Extracted data entries:
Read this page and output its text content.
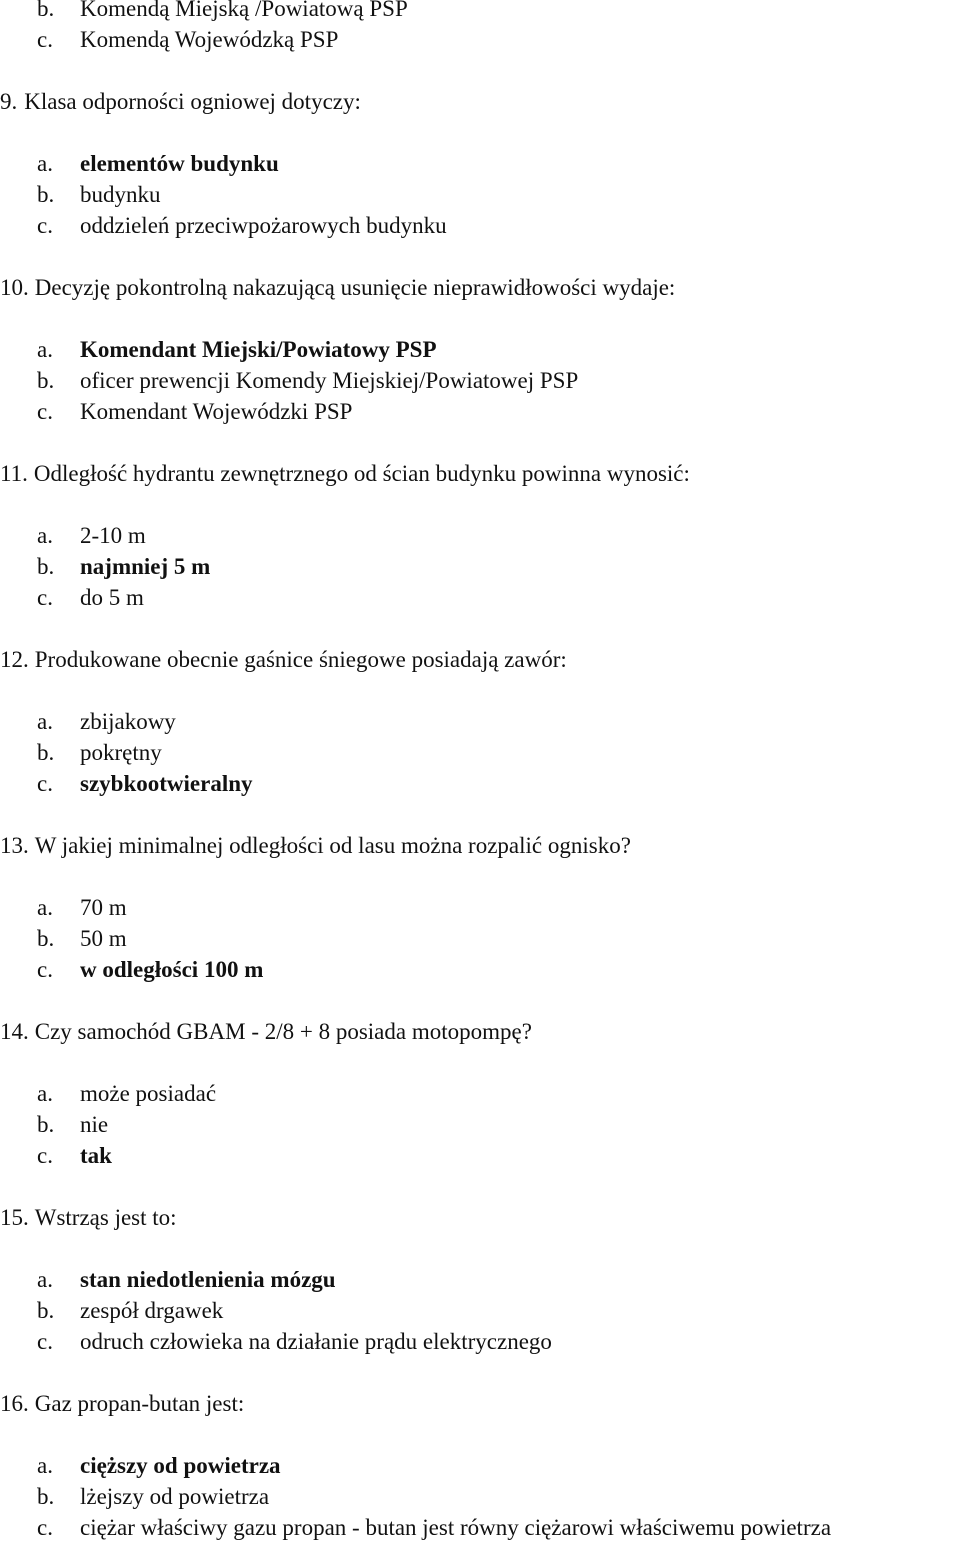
b.	Komendą Miejską /Powiatową PSP
c.	Komendą Wojewódzką PSP
9. Klasa odporności ogniowej dotyczy:
a.	elementów budynku
b.	budynku
c.	oddzieleń przeciwpożarowych budynku
10. Decyzję pokontrolną nakazującą usunięcie nieprawidłowości wydaje:
a.	Komendant Miejski/Powiatowy PSP
b.	oficer prewencji Komendy Miejskiej/Powiatowej PSP
c.	Komendant Wojewódzki PSP
11. Odległość hydrantu zewnętrznego od ścian budynku powinna wynosić:
a.	2-10 m
b.	najmniej 5 m
c.	do 5 m
12. Produkowane obecnie gaśnice śniegowe posiadają zawór:
a.	zbijakowy
b.	pokrętny
c.	szybkootwieralny
13. W jakiej minimalnej odległości od lasu można rozpalić ognisko?
a.	70 m
b.	50 m
c.	w odległości 100 m
14. Czy samochód GBAM - 2/8 + 8 posiada motopompę?
a.	może posiadać
b.	nie
c.	tak
15. Wstrząs jest to:
a.	stan niedotlenienia mózgu
b.	zespół drgawek
c.	odruch człowieka na działanie prądu elektrycznego
16. Gaz propan-butan jest:
a.	cięższy od powietrza
b.	lżejszy od powietrza
c.	ciężar właściwy gazu propan - butan jest równy ciężarowi właściwemu powietrza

** Work to complete **
Replicate the material above verbatim; images stay out of the copy.

** Answer for this exercise **
Read this page and output its text content.
b.	Komendą Miejską /Powiatową PSP
c.	Komendą Wojewódzką PSP
9. Klasa odporności ogniowej dotyczy:
a.	elementów budynku
b.	budynku
c.	oddzieleń przeciwpożarowych budynku
10. Decyzję pokontrolną nakazującą usunięcie nieprawidłowości wydaje:
a.	Komendant Miejski/Powiatowy PSP
b.	oficer prewencji Komendy Miejskiej/Powiatowej PSP
c.	Komendant Wojewódzki PSP
11. Odległość hydrantu zewnętrznego od ścian budynku powinna wynosić:
a.	2-10 m
b.	najmniej 5 m
c.	do 5 m
12. Produkowane obecnie gaśnice śniegowe posiadają zawór:
a.	zbijakowy
b.	pokrętny
c.	szybkootwieralny
13. W jakiej minimalnej odległości od lasu można rozpalić ognisko?
a.	70 m
b.	50 m
c.	w odległości 100 m
14. Czy samochód GBAM - 2/8 + 8 posiada motopompę?
a.	może posiadać
b.	nie
c.	tak
15. Wstrząs jest to:
a.	stan niedotlenienia mózgu
b.	zespół drgawek
c.	odruch człowieka na działanie prądu elektrycznego
16. Gaz propan-butan jest:
a.	cięższy od powietrza
b.	lżejszy od powietrza
c.	ciężar właściwy gazu propan - butan jest równy ciężarowi właściwemu powietrza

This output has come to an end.